> **Task objective**
Pull out each line of the records holding the string "联系电话".

Saved entries:

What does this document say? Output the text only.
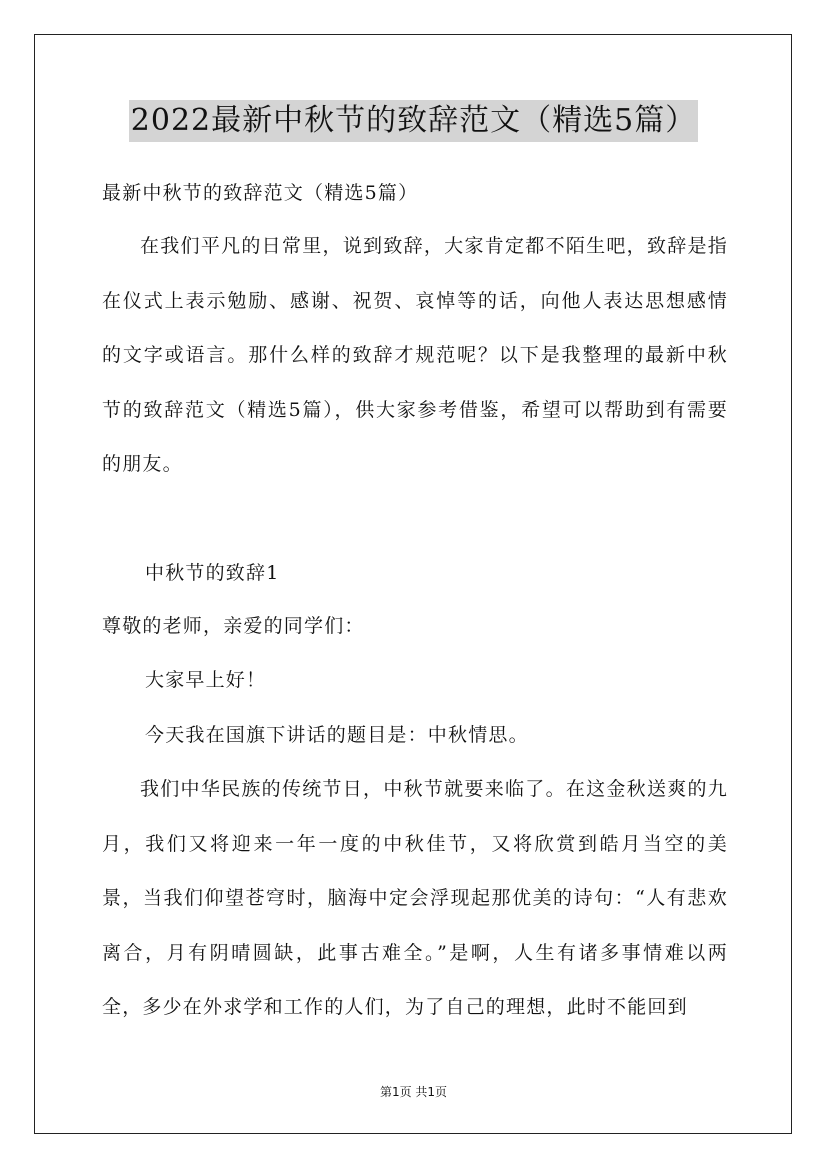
2022最新中秋节的致辞范文（精选5篇）
最新中秋节的致辞范文（精选5篇）

在我们平凡的日常里，说到致辞，大家肯定都不陌生吧，致辞是指在仪式上表示勉励、感谢、祝贺、哀悼等的话，向他人表达思想感情的文字或语言。那什么样的致辞才规范呢？以下是我整理的最新中秋节的致辞范文（精选5篇），供大家参考借鉴，希望可以帮助到有需要的朋友。

中秋节的致辞1
尊敬的老师，亲爱的同学们：
大家早上好！
今天我在国旗下讲话的题目是：中秋情思。

我们中华民族的传统节日，中秋节就要来临了。在这金秋送爽的九月，我们又将迎来一年一度的中秋佳节，又将欣赏到皓月当空的美景，当我们仰望苍穹时，脑海中定会浮现起那优美的诗句：“人有悲欢离合，月有阴晴圆缺，此事古难全。”是啊，人生有诸多事情难以两全，多少在外求学和工作的人们，为了自己的理想，此时不能回到

第1页 共1页
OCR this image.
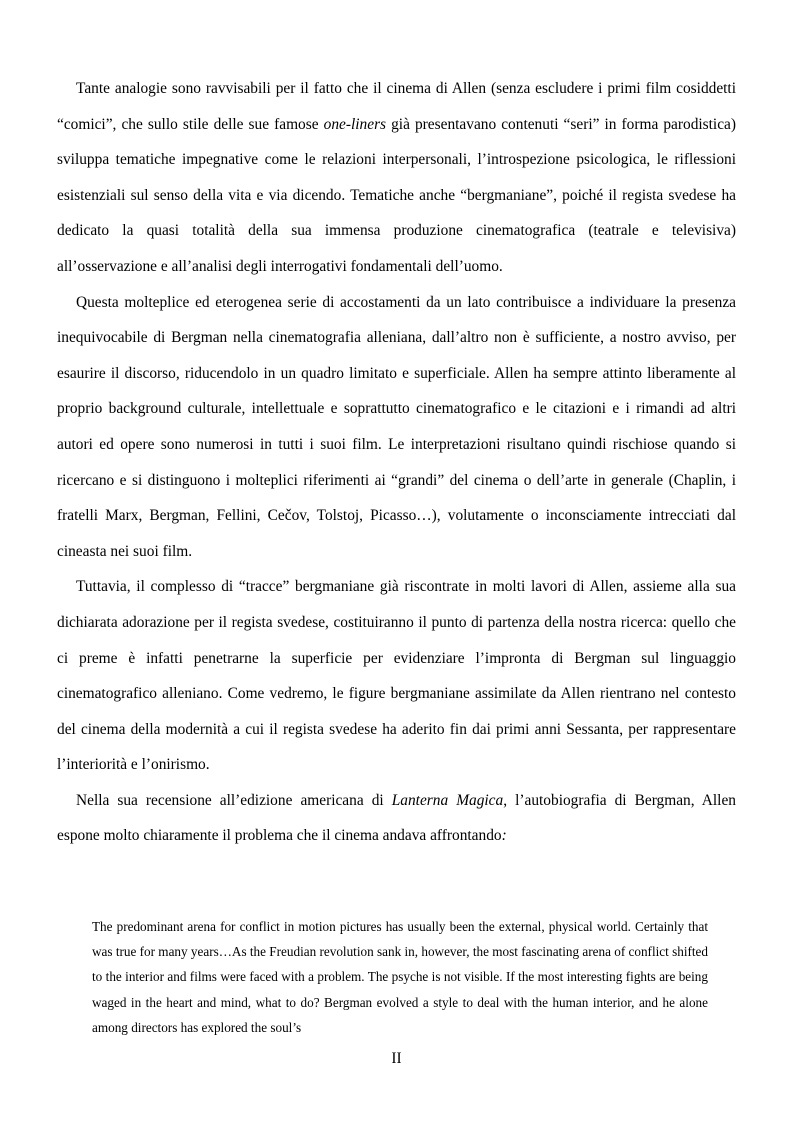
Tante analogie sono ravvisabili per il fatto che il cinema di Allen (senza escludere i primi film cosiddetti “comici”, che sullo stile delle sue famose one-liners già presentavano contenuti “seri” in forma parodistica) sviluppa tematiche impegnative come le relazioni interpersonali, l’introspezione psicologica, le riflessioni esistenziali sul senso della vita e via dicendo. Tematiche anche “bergmaniane”, poiché il regista svedese ha dedicato la quasi totalità della sua immensa produzione cinematografica (teatrale e televisiva) all’osservazione e all’analisi degli interrogativi fondamentali dell’uomo.

Questa molteplice ed eterogenea serie di accostamenti da un lato contribuisce a individuare la presenza inequivocabile di Bergman nella cinematografia alleniana, dall’altro non è sufficiente, a nostro avviso, per esaurire il discorso, riducendolo in un quadro limitato e superficiale. Allen ha sempre attinto liberamente al proprio background culturale, intellettuale e soprattutto cinematografico e le citazioni e i rimandi ad altri autori ed opere sono numerosi in tutti i suoi film. Le interpretazioni risultano quindi rischiose quando si ricercano e si distinguono i molteplici riferimenti ai “grandi” del cinema o dell’arte in generale (Chaplin, i fratelli Marx, Bergman, Fellini, Cečov, Tolstoj, Picasso…), volutamente o inconsciamente intrecciati dal cineasta nei suoi film.

Tuttavia, il complesso di “tracce” bergmaniane già riscontrate in molti lavori di Allen, assieme alla sua dichiarata adorazione per il regista svedese, costituiranno il punto di partenza della nostra ricerca: quello che ci preme è infatti penetrarne la superficie per evidenziare l’impronta di Bergman sul linguaggio cinematografico alleniano. Come vedremo, le figure bergmaniane assimilate da Allen rientrano nel contesto del cinema della modernità a cui il regista svedese ha aderito fin dai primi anni Sessanta, per rappresentare l’interiorità e l’onirismo.

Nella sua recensione all’edizione americana di Lanterna Magica, l’autobiografia di Bergman, Allen espone molto chiaramente il problema che il cinema andava affrontando:

The predominant arena for conflict in motion pictures has usually been the external, physical world. Certainly that was true for many years…As the Freudian revolution sank in, however, the most fascinating arena of conflict shifted to the interior and films were faced with a problem. The psyche is not visible. If the most interesting fights are being waged in the heart and mind, what to do? Bergman evolved a style to deal with the human interior, and he alone among directors has explored the soul’s

II
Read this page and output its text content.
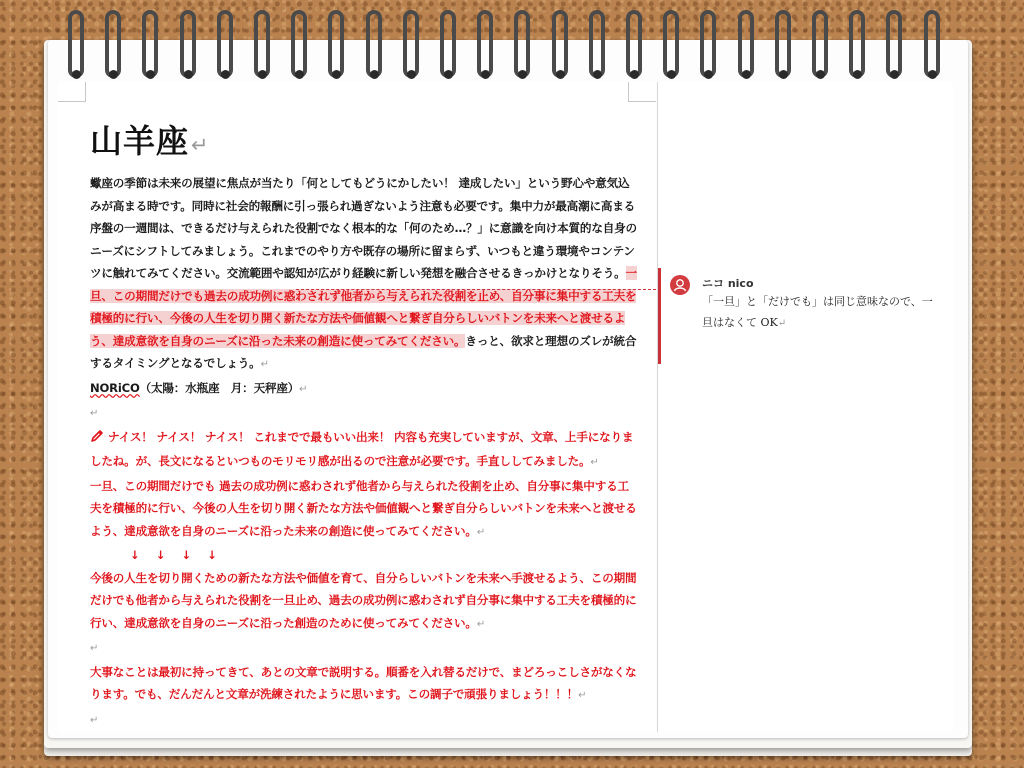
山羊座↵

蠍座の季節は未来の展望に焦点が当たり「何としてもどうにかしたい！ 達成したい」という野心や意気込みが高まる時です。同時に社会的報酬に引っ張られ過ぎないよう注意も必要です。集中力が最高潮に高まる序盤の一週間は、できるだけ与えられた役割でなく根本的な「何のため…？」に意識を向け本質的な自身のニーズにシフトしてみましょう。これまでのやり方や既存の場所に留まらず、いつもと違う環境やコンテンツに触れてみてください。交流範囲や認知が広がり経験に新しい発想を融合させるきっかけとなりそう。一旦、この期間だけでも過去の成功例に惑わされず他者から与えられた役割を止め、自分事に集中する工夫を積極的に行い、今後の人生を切り開く新たな方法や価値観へと繋ぎ自分らしいバトンを未来へと渡せるよう、達成意欲を自身のニーズに沿った未来の創造に使ってみてください。きっと、欲求と理想のズレが統合するタイミングとなるでしょう。↵

NORiCO（太陽：水瓶座　月：天秤座）↵

↵

ナイス！ ナイス！ ナイス！ これまでで最もいい出来！ 内容も充実していますが、文章、上手になりましたね。が、長文になるといつものモリモリ感が出るので注意が必要です。手直ししてみました。↵

一旦、この期間だけでも 過去の成功例に惑わされず他者から与えられた役割を止め、自分事に集中する工夫を積極的に行い、今後の人生を切り開く新たな方法や価値観へと繋ぎ自分らしいバトンを未来へと渡せるよう、達成意欲を自身のニーズに沿った未来の創造に使ってみてください。↵

↓ ↓ ↓ ↓

今後の人生を切り開くための新たな方法や価値を育て、自分らしいバトンを未来へ手渡せるよう、この期間だけでも他者から与えられた役割を一旦止め、過去の成功例に惑わされず自分事に集中する工夫を積極的に行い、達成意欲を自身のニーズに沿った創造のために使ってみてください。↵

↵

大事なことは最初に持ってきて、あとの文章で説明する。順番を入れ替るだけで、まどろっこしさがなくなります。でも、だんだんと文章が洗練されたように思います。この調子で頑張りましょう！！！↵

↵

ニコ nico
「一旦」と「だけでも」は同じ意味なので、一旦はなくて OK↵
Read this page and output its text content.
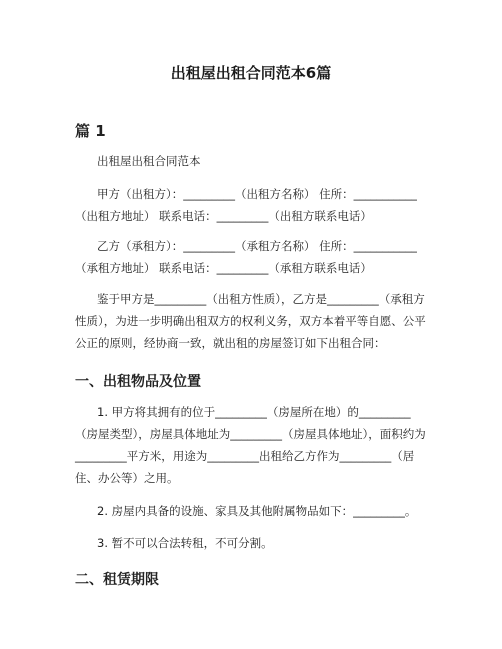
出租屋出租合同范本6篇
篇 1

出租屋出租合同范本

甲方（出租方）：_________（出租方名称） 住所：___________（出租方地址） 联系电话：_________（出租方联系电话）

乙方（承租方）：_________（承租方名称） 住所：___________（承租方地址） 联系电话：_________（承租方联系电话）

鉴于甲方是_________（出租方性质），乙方是_________（承租方性质），为进一步明确出租双方的权利义务，双方本着平等自愿、公平公正的原则，经协商一致，就出租的房屋签订如下出租合同：

一、出租物品及位置

1. 甲方将其拥有的位于_________（房屋所在地）的_________（房屋类型），房屋具体地址为_________（房屋具体地址），面积约为_________平方米，用途为_________出租给乙方作为_________（居住、办公等）之用。

2. 房屋内具备的设施、家具及其他附属物品如下：_________。

3. 暂不可以合法转租，不可分割。

二、租赁期限
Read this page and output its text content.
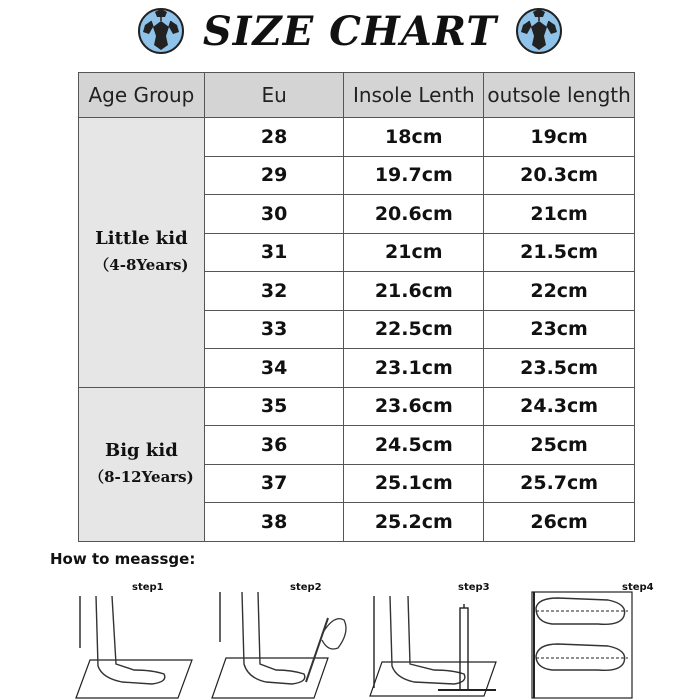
SIZE CHART
Age Group	Eu	Insole Lenth	outsole length

Little kid
（4-8Years)	28	18cm	19cm
	29	19.7cm	20.3cm
	30	20.6cm	21cm
	31	21cm	21.5cm
	32	21.6cm	22cm
	33	22.5cm	23cm
	34	23.1cm	23.5cm

Big kid
（8-12Years)	35	23.6cm	24.3cm
	36	24.5cm	25cm
	37	25.1cm	25.7cm
	38	25.2cm	26cm
How to meassge:
step1	step2	step3	step4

> **Reply to the task**
甲方（出租方）：_________（出租方名称） 住所：___________（出租方地址） 联系电话：_________（出租方联系电话）
乙方（承租方）：_________（承租方名称） 住所：___________（承租方地址） 联系电话：_________（承租方联系电话）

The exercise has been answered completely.